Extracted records
________________________________________

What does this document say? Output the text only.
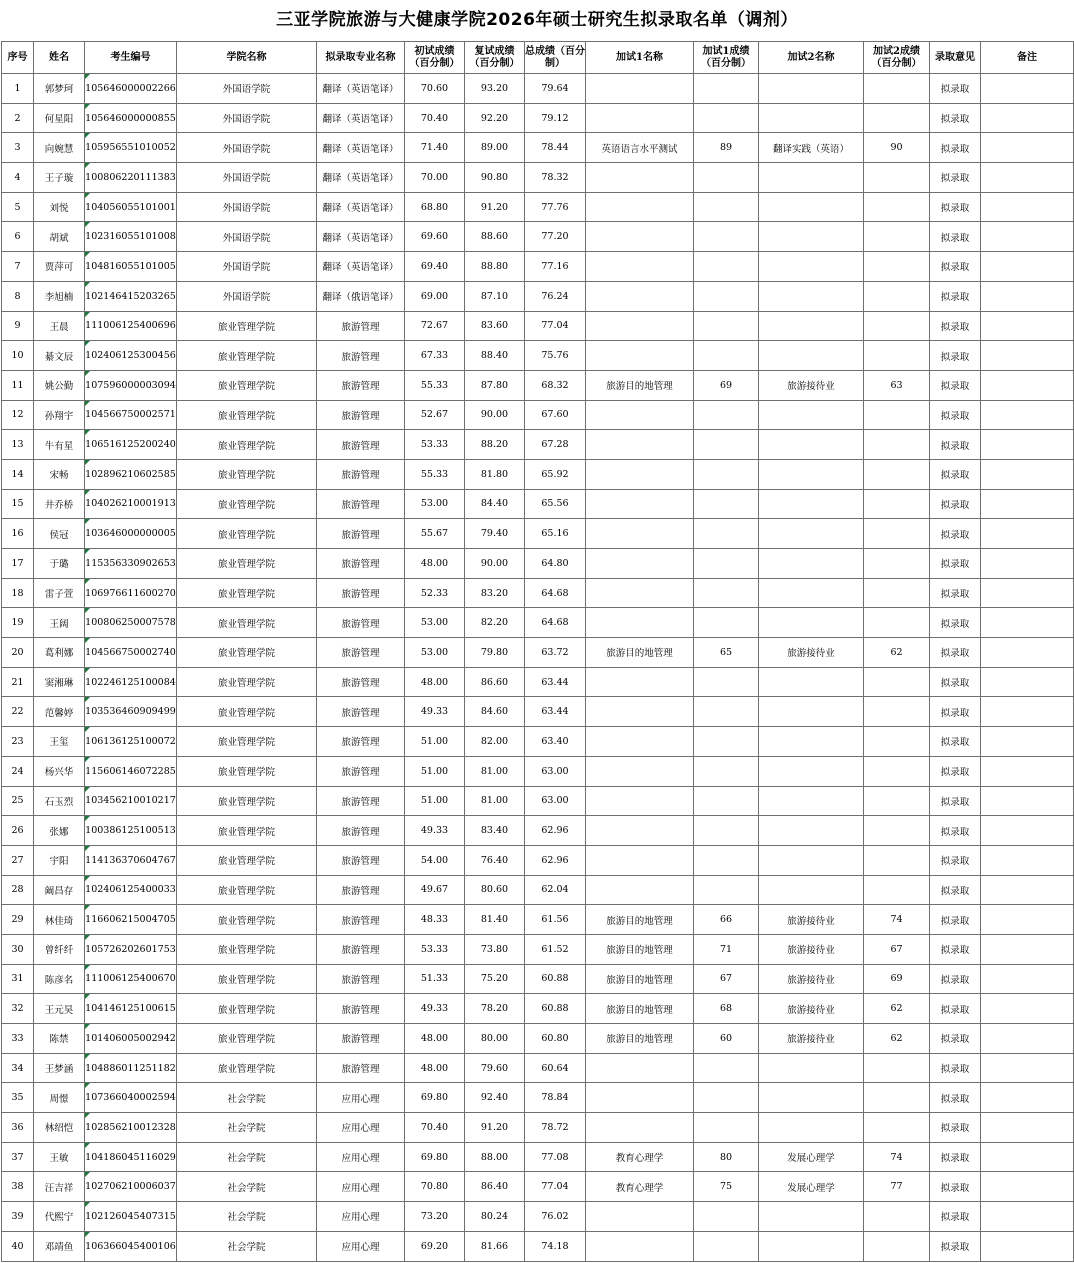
三亚学院旅游与大健康学院2026年硕士研究生拟录取名单（调剂）
序号	姓名	考生编号	学院名称	拟录取专业名称	初试成绩（百分制）	复试成绩（百分制）	总成绩（百分制）	加试1名称	加试1成绩（百分制）	加试2名称	加试2成绩（百分制）	录取意见	备注
1	郭梦珂	105646000002266	外国语学院	翻译（英语笔译）	70.60	93.20	79.64					拟录取	
2	何星阳	105646000000855	外国语学院	翻译（英语笔译）	70.40	92.20	79.12					拟录取	
3	向婉慧	105956551010052	外国语学院	翻译（英语笔译）	71.40	89.00	78.44	英语语言水平测试	89	翻译实践（英语）	90	拟录取	
4	王子璇	100806220111383	外国语学院	翻译（英语笔译）	70.00	90.80	78.32					拟录取	
5	刘悦	104056055101001	外国语学院	翻译（英语笔译）	68.80	91.20	77.76					拟录取	
6	胡斌	102316055101008	外国语学院	翻译（英语笔译）	69.60	88.60	77.20					拟录取	
7	贾萍可	104816055101005	外国语学院	翻译（英语笔译）	69.40	88.80	77.16					拟录取	
8	李旭楠	102146415203265	外国语学院	翻译（俄语笔译）	69.00	87.10	76.24					拟录取	
9	王晨	111006125400696	旅业管理学院	旅游管理	72.67	83.60	77.04					拟录取	
10	綦文辰	102406125300456	旅业管理学院	旅游管理	67.33	88.40	75.76					拟录取	
11	姚公勤	107596000003094	旅业管理学院	旅游管理	55.33	87.80	68.32	旅游目的地管理	69	旅游接待业	63	拟录取	
12	孙翔宇	104566750002571	旅业管理学院	旅游管理	52.67	90.00	67.60					拟录取	
13	牛有星	106516125200240	旅业管理学院	旅游管理	53.33	88.20	67.28					拟录取	
14	宋畅	102896210602585	旅业管理学院	旅游管理	55.33	81.80	65.92					拟录取	
15	井乔桥	104026210001913	旅业管理学院	旅游管理	53.00	84.40	65.56					拟录取	
16	侯冠	103646000000005	旅业管理学院	旅游管理	55.67	79.40	65.16					拟录取	
17	于璐	115356330902653	旅业管理学院	旅游管理	48.00	90.00	64.80					拟录取	
18	雷子萱	106976611600270	旅业管理学院	旅游管理	52.33	83.20	64.68					拟录取	
19	王阔	100806250007578	旅业管理学院	旅游管理	53.00	82.20	64.68					拟录取	
20	葛利娜	104566750002740	旅业管理学院	旅游管理	53.00	79.80	63.72	旅游目的地管理	65	旅游接待业	62	拟录取	
21	窦湘琳	102246125100084	旅业管理学院	旅游管理	48.00	86.60	63.44					拟录取	
22	范馨婷	103536460909499	旅业管理学院	旅游管理	49.33	84.60	63.44					拟录取	
23	王玺	106136125100072	旅业管理学院	旅游管理	51.00	82.00	63.40					拟录取	
24	杨兴华	115606146072285	旅业管理学院	旅游管理	51.00	81.00	63.00					拟录取	
25	石玉烈	103456210010217	旅业管理学院	旅游管理	51.00	81.00	63.00					拟录取	
26	张娜	100386125100513	旅业管理学院	旅游管理	49.33	83.40	62.96					拟录取	
27	宇阳	114136370604767	旅业管理学院	旅游管理	54.00	76.40	62.96					拟录取	
28	阚昌存	102406125400033	旅业管理学院	旅游管理	49.67	80.60	62.04					拟录取	
29	林佳琦	116606215004705	旅业管理学院	旅游管理	48.33	81.40	61.56	旅游目的地管理	66	旅游接待业	74	拟录取	
30	曾纤纤	105726202601753	旅业管理学院	旅游管理	53.33	73.80	61.52	旅游目的地管理	71	旅游接待业	67	拟录取	
31	陈彦名	111006125400670	旅业管理学院	旅游管理	51.33	75.20	60.88	旅游目的地管理	67	旅游接待业	69	拟录取	
32	王元昊	104146125100615	旅业管理学院	旅游管理	49.33	78.20	60.88	旅游目的地管理	68	旅游接待业	62	拟录取	
33	陈禁	101406005002942	旅业管理学院	旅游管理	48.00	80.00	60.80	旅游目的地管理	60	旅游接待业	62	拟录取	
34	王梦涵	104886011251182	旅业管理学院	旅游管理	48.00	79.60	60.64					拟录取	
35	周憬	107366040002594	社会学院	应用心理	69.80	92.40	78.84					拟录取	
36	林绍恺	102856210012328	社会学院	应用心理	70.40	91.20	78.72					拟录取	
37	王敏	104186045116029	社会学院	应用心理	69.80	88.00	77.08	教育心理学	80	发展心理学	74	拟录取	
38	汪吉祥	102706210006037	社会学院	应用心理	70.80	86.40	77.04	教育心理学	75	发展心理学	77	拟录取	
39	代熙宁	102126045407315	社会学院	应用心理	73.20	80.24	76.02					拟录取	
40	邓靖鱼	106366045400106	社会学院	应用心理	69.20	81.66	74.18					拟录取	
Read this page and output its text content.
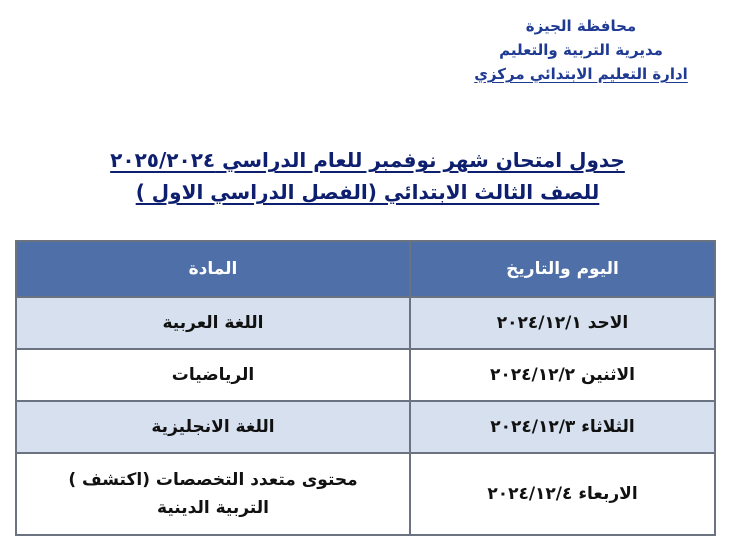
محافظة الجيزة
مديرية التربية والتعليم
ادارة التعليم الابتدائي مركزي
جدول امتحان شهر نوفمبر للعام الدراسي ٢٠٢٥/٢٠٢٤
للصف الثالث الابتدائي (الفصل الدراسي الاول )
اليوم والتاريخ	المادة
الاحد ٢٠٢٤/١٢/١	اللغة العربية
الاثنين ٢٠٢٤/١٢/٢	الرياضيات
الثلاثاء ٢٠٢٤/١٢/٣	اللغة الانجليزية
الاربعاء ٢٠٢٤/١٢/٤	محتوى متعدد التخصصات (اكتشف )
التربية الدينية
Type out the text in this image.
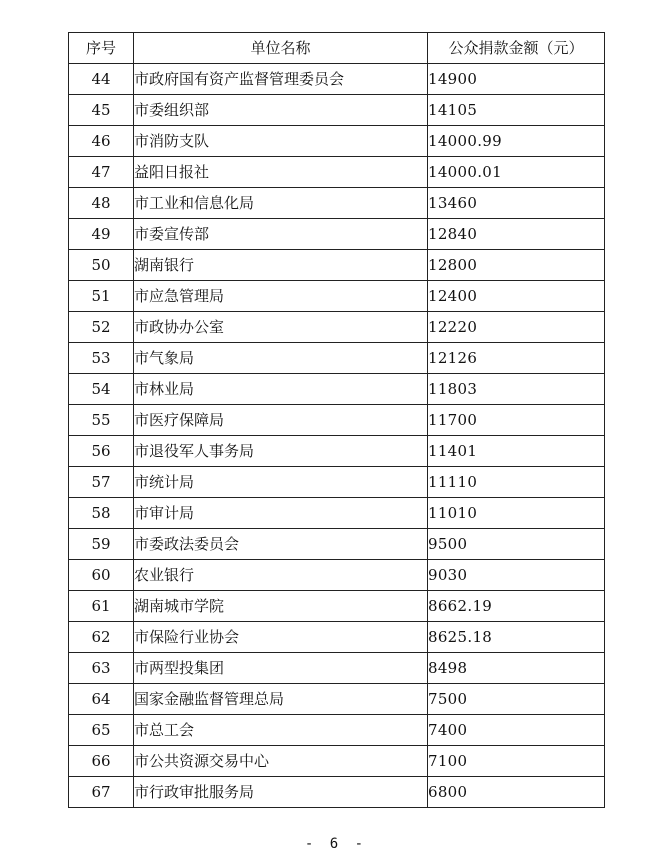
序号	单位名称	公众捐款金额（元）
44	市政府国有资产监督管理委员会	14900
45	市委组织部	14105
46	市消防支队	14000.99
47	益阳日报社	14000.01
48	市工业和信息化局	13460
49	市委宣传部	12840
50	湖南银行	12800
51	市应急管理局	12400
52	市政协办公室	12220
53	市气象局	12126
54	市林业局	11803
55	市医疗保障局	11700
56	市退役军人事务局	11401
57	市统计局	11110
58	市审计局	11010
59	市委政法委员会	9500
60	农业银行	9030
61	湖南城市学院	8662.19
62	市保险行业协会	8625.18
63	市两型投集团	8498
64	国家金融监督管理总局	7500
65	市总工会	7400
66	市公共资源交易中心	7100
67	市行政审批服务局	6800
- 6 -
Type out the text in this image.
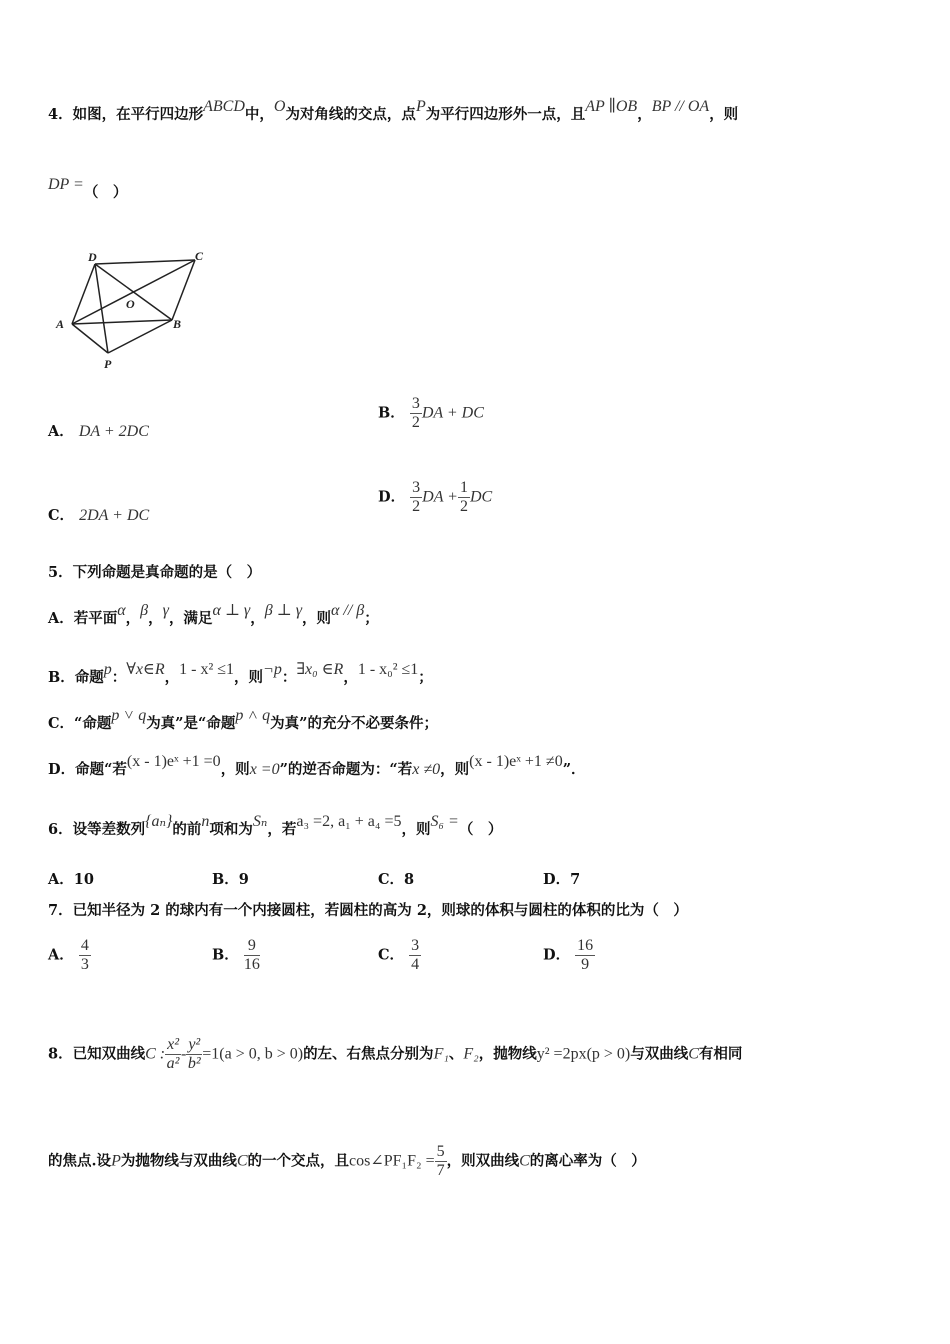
4．如图，在平行四边形ABCD中，O为对角线的交点，点P为平行四边形外一点，且AP ∥OB，BP // OA，则
DP =（　）
D	C
O
A	B
P
A． DA + 2DC
B． $\frac{3}{2}$ DA + DC
C． 2DA + DC
D． $\frac{3}{2}$ DA + $\frac{1}{2}$ DC
5．下列命题是真命题的是（　）
A．若平面α，β，γ，满足α ⊥ γ，β ⊥ γ，则α // β；
B．命题p：∀x∈R，1 - x² ≤1，则¬p：∃x₀ ∈R，1 - x₀² ≤1；
C．“命题p ˅ q为真”是“命题p ˄ q为真”的充分不必要条件；
D．命题“若(x - 1)eˣ +1 =0，则x =0”的逆否命题为：“若x ≠0，则(x - 1)eˣ +1 ≠0”．
6．设等差数列{aₙ}的前n项和为Sₙ，若a₃ =2, a₁ + a₄ =5，则S₆ =（　）
A．10	B．9	C．8	D．7
7．已知半径为 2 的球内有一个内接圆柱，若圆柱的高为 2，则球的体积与圆柱的体积的比为（　）
A． $\frac{4}{3}$	B． $\frac{9}{16}$	C． $\frac{3}{4}$	D． $\frac{16}{9}$
8．已知双曲线C : $\frac{\text{x²}}{\text{a²}} - \frac{\text{y²}}{\text{b²}} =1(a > 0$, b > 0)的左、右焦点分别为F₁、F₂，抛物线y² =2px(p > 0)与双曲线C有相同
的焦点.设P为抛物线与双曲线C的一个交点，且cos∠PF₁F₂ = $\frac{5}{7}$ ，则双曲线C的离心率为（　）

________________________________________

**GOAL OF THE EXERCISE:**
Read the entries and select each line where the word "发展心理学" is found.

**ANSWER TO THIS PROBLEM:**
37	王敏	104186045116029	社会学院	应用心理	69.80	88.00	77.08	教育心理学	80	发展心理学	74	拟录取	
38	汪吉祥	102706210006037	社会学院	应用心理	70.80	86.40	77.04	教育心理学	75	发展心理学	77	拟录取	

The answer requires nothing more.